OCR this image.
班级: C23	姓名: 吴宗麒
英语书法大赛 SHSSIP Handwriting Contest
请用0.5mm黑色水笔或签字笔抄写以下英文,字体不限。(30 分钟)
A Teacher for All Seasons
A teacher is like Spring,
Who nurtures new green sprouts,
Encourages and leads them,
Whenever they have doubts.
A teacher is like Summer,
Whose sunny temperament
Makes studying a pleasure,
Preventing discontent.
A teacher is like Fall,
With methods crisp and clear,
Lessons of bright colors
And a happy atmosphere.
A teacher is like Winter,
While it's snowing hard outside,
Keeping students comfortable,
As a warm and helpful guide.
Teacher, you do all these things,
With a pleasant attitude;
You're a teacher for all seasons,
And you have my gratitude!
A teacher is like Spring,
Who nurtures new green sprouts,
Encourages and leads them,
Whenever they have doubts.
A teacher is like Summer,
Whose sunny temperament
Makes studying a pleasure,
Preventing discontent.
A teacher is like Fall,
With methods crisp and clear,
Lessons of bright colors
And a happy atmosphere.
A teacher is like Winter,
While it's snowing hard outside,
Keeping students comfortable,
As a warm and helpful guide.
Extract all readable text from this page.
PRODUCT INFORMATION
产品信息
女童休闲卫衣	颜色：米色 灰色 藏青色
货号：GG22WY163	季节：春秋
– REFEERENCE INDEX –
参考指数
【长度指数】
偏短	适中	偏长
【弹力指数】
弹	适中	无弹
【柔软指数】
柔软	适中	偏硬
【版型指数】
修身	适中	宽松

--------

Repeat, with no changes, each line from the one with "Extract all readable text from this page." to the end of the listing, including both ends and nothing else.

## WRITTEN REPLY
Extract all readable text from this page.
PRODUCT INFORMATION
产品信息
女童休闲卫衣	颜色：米色 灰色 藏青色
货号：GG22WY163	季节：春秋
– REFEERENCE INDEX –
参考指数
【长度指数】
偏短	适中	偏长
【弹力指数】
弹	适中	无弹
【柔软指数】
柔软	适中	偏硬
【版型指数】
修身	适中	宽松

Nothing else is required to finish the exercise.